Short task: Reproduce all lines of the listing below in which the word "color" occurs.

(Entries from a dataset)
## START
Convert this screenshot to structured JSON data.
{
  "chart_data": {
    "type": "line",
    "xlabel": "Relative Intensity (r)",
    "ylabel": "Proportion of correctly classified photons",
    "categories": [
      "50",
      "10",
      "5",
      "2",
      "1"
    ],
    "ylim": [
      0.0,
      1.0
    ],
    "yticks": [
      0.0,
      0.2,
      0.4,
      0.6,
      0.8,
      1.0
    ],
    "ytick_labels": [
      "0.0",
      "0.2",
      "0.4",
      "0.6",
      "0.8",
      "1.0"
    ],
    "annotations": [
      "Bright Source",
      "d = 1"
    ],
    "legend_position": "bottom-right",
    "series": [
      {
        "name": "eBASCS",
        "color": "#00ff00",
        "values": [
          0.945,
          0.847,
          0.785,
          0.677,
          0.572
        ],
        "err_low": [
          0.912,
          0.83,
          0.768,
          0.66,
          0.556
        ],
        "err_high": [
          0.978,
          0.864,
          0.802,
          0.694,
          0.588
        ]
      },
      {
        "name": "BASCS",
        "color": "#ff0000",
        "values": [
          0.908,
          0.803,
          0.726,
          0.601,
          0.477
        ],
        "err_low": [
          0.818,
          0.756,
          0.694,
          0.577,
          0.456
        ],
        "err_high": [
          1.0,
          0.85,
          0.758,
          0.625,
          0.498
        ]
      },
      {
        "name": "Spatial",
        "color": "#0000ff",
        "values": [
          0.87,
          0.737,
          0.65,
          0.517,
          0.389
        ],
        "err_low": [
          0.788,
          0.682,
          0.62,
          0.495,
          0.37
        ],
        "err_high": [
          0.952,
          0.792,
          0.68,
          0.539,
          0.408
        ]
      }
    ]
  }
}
## END
Result below:
        "color": "#00ff00",
        "color": "#ff0000",
        "color": "#0000ff",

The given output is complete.